++++ Texto para leitura ++++

Para alimentar, vestir e fornecer energia a este mundo em expansão, florestas
foram derrubadas num ritmo surpreendente, especialmente em áreas tropicais.
Entre 1980 e 2000, 100 milhões de hectares de floresta tropical foram perdidos,
principalmente por causa da pecuária na América do Sul e plantações de palmeira
de dendê no sudeste da Ásia.
A situação dos pântanos é ainda pior – apenas 13% dos que existiam em 1700 estavam conservados no ano 2000. O aumento dos plásticos nos oceanos é de tal ordem que em um futuro próximo haverá mais plásticos do que peixes nos oceanos. Portanto, toda a ação humana está matando mais espécies do que nunca. Cerca de 25% dos animais e plantas se encontram agora ameaçados.
O que é um Ecocídio?
As
tendências globais em relação às populações de insetos não são conhecidas, mas
foram registrados declínios acelerados em algumas regiões. O desaparecimento
das abelhas, por exemplo, é não só um crime de ecocídio, mas também uma ameaça
à própria alimentação humana, que depende dos polinizadores para viabilizar
montantes crescentes de comida para a população mundial.
Ainda
segundo o cientista Will Steffen (06/06/2019), membro sênior do Centro de
Resiliência de Estocolmo, tratando do aumento temperatura média da Terra que
ultrapassou 1ºC, desde 1880, a taxa crescente em que as temperaturas estão
subindo só agravam os problemas na biosfera. Ele diz que a humanidade está
erodindo os próprios fundamentos da economia, afetando os meios de
subsistência, a disponibilidade de alimentos, a segurança, a saúde e qualidade
de vida em decorrência de “sistema econômico predatório” e completa:
“Precisamos nos livrar dessa ideia de recursos, recursos, recursos. Precisamos
ser regenerativos por projeto e é assim que o sistema econômico do século 21
deve funcionar”.
Artigo
de Nafeez Ahmed (03/06/2019), resenha uma análise sobre as mudanças climáticas
– escrita por um ex-executivo de empresa de combustíveis fósseis e apoiada pelo
ex-chefe das forças armadas da Austrália – mostrando que a civilização humana
pode entrar em colapso nas próximas décadas devido à mudança climática. A
análise, publicada pelo Centro Nacional Breakthrough para a Restauração do
Clima, um think-tank em Melbourne, Austrália, descreve as mudanças climáticas
como “uma ameaça existencial de médio prazo à civilização humana”. O documento
argumenta que os “resultados extremamente sérios” das ameaças à segurança,
relacionadas ao clima são, com frequência, muito mais prováveis do que o
convencionalmente assumido, mas quase impossível de quantificar porque “estão
fora da experiência humana dos últimos mil anos”. Na atual trajetória, adverte
o relatório, “os sistemas planetário e humano devem atingir um ‘ponto de não
retorno’ até meados do século, no qual a perspectiva de uma Terra praticamente
inabitável leva ao colapso das nações e da ordem internacional”.

++++ Dados registrados ++++

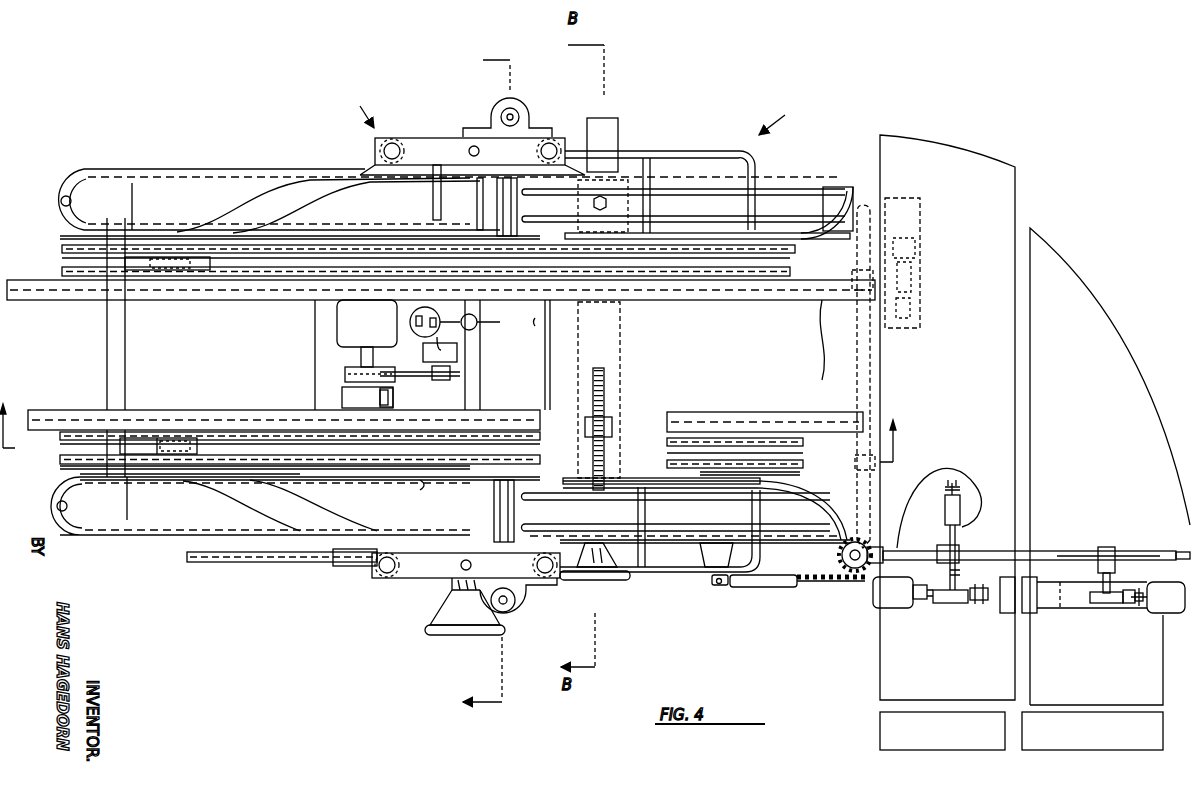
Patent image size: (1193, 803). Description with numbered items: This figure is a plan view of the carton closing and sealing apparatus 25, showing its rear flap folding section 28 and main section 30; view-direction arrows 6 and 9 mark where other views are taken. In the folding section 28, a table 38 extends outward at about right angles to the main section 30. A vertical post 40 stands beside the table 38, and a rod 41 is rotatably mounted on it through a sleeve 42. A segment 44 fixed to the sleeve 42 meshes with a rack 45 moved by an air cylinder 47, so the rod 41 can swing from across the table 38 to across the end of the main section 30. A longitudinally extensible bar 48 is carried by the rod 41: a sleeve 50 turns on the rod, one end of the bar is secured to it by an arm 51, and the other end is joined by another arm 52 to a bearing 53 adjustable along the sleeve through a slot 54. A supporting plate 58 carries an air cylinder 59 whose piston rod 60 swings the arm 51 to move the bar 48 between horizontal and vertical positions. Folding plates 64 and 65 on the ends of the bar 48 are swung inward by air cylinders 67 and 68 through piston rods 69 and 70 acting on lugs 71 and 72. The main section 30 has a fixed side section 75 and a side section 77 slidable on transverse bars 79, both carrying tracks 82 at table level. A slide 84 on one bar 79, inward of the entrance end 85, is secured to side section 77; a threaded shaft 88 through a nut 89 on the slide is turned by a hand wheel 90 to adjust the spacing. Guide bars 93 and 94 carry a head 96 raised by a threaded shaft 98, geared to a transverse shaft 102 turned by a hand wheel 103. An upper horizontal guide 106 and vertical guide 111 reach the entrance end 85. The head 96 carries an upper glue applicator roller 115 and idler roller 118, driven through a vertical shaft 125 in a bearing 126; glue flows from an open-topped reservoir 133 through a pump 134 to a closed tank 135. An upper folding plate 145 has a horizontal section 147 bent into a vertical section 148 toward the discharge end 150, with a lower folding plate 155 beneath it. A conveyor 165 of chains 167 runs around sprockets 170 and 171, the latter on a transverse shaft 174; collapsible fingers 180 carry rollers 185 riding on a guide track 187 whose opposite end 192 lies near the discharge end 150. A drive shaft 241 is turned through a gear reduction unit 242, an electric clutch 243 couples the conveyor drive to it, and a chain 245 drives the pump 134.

The section line 6- 6 is at (455, 421).
The section line 9- 9 is at (486, 381).
The apparatus 25 is at (780, 117).
The rear flap folding section 28 is at (1048, 548).
The main section 30 is at (355, 109).
The table 38 is at (1089, 435).
The vertical post 40 is at (870, 548).
The rod 41 is at (870, 210).
The sleeve 42 is at (840, 554).
The segment 44 is at (850, 582).
The rack 45 is at (820, 585).
The air cylinder 47 is at (778, 587).
The longitudinally extensible bar 48 is at (918, 255).
The sleeve 50 is at (1000, 550).
The arm 51 is at (935, 569).
The arm 52 is at (1095, 572).
The bearing 53 is at (1112, 547).
The slot 54 is at (1162, 552).
The supporting plate 58 is at (925, 490).
The air cylinder 59 is at (960, 505).
The piston rod 60 is at (947, 545).
The folding plate 64 is at (885, 608).
The folding plate 65 is at (922, 212).
The air cylinder 67 is at (948, 604).
The air cylinder 68 is at (1104, 604).
The piston rod 69 is at (920, 603).
The piston rod 70 is at (1128, 604).
The lug 71 is at (912, 594).
The lug 72 is at (1146, 598).
The side section 75 is at (608, 590).
The side section 77 is at (664, 148).
The transverse bars 79 is at (619, 128).
The tracks 82 is at (822, 382).
The slide 84 is at (622, 346).
The entrance end 85 is at (870, 363).
The threaded shaft 88 is at (606, 378).
The nut 89 is at (612, 420).
The hand wheel 90 is at (632, 580).
The guide bar 93 is at (382, 575).
The guide bar 94 is at (552, 575).
The head 96 is at (428, 140).
The threaded shaft 98 is at (475, 146).
The transverse shaft 102 is at (462, 398).
The hand wheel 103 is at (467, 636).
The upper horizontal guide 106 is at (800, 189).
The vertical guide 111 is at (812, 235).
The upper glue applicator roller 115 is at (498, 222).
The idler roller 118 is at (498, 195).
The vertical shaft 125 is at (512, 612).
The bearing 126 is at (516, 607).
The open-topped reservoir 133 is at (540, 322).
The pump 134 is at (457, 347).
The closed tank 135 is at (410, 318).
The upper folding plate 145 is at (383, 224).
The horizontal section 147 is at (437, 479).
The vertical section 148 is at (147, 478).
The discharge end 150 is at (78, 358).
The lower folding plate 155 is at (306, 180).
The conveyor 165 is at (60, 262).
The chain 167 is at (264, 262).
The sprocket 170 is at (765, 435).
The sprocket 171 is at (710, 262).
The transverse shaft 174 is at (125, 370).
The collapsible finger 180 is at (178, 436).
The roller 185 is at (200, 444).
The guide track 187 is at (770, 438).
The opposite end 192 is at (107, 432).
The drive shaft 241 is at (361, 357).
The gear reduction unit 242 is at (337, 325).
The electric clutch 243 is at (342, 395).
The chain 245 is at (345, 376).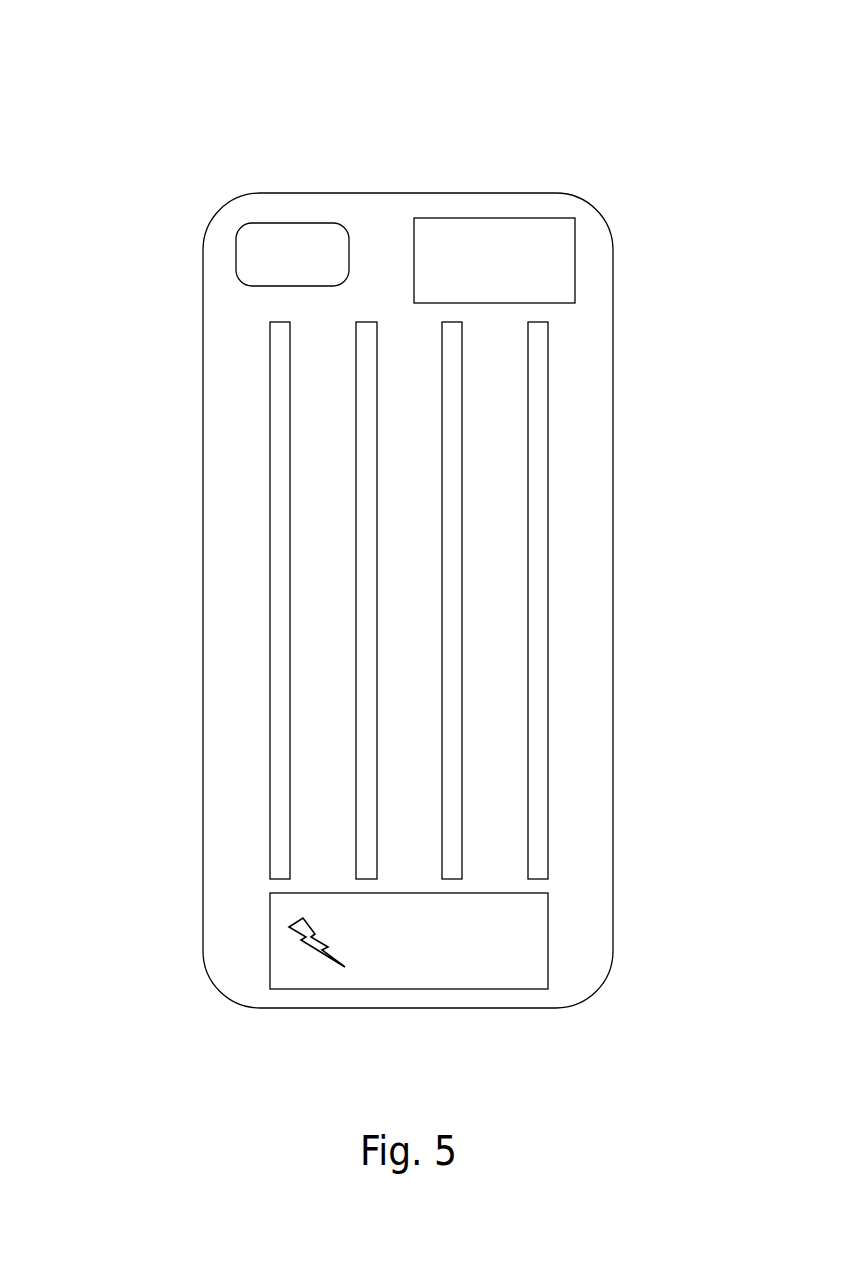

++++

• O problema:
Repita, sem nenhuma alteração, o trecho do texto sobre ecocídio que vai de "A situação dos" até "a população mundial.".

• Resultado do exercício:
A situação dos pântanos é ainda pior – apenas 13% dos que existiam em 1700 estavam conservados no ano 2000. O aumento dos plásticos nos oceanos é de tal ordem que em um futuro próximo haverá mais plásticos do que peixes nos oceanos. Portanto, toda a ação humana está matando mais espécies do que nunca. Cerca de 25% dos animais e plantas se encontram agora ameaçados.
O que é um Ecocídio?
As
tendências globais em relação às populações de insetos não são conhecidas, mas
foram registrados declínios acelerados em algumas regiões. O desaparecimento
das abelhas, por exemplo, é não só um crime de ecocídio, mas também uma ameaça
à própria alimentação humana, que depende dos polinizadores para viabilizar
montantes crescentes de comida para a população mundial.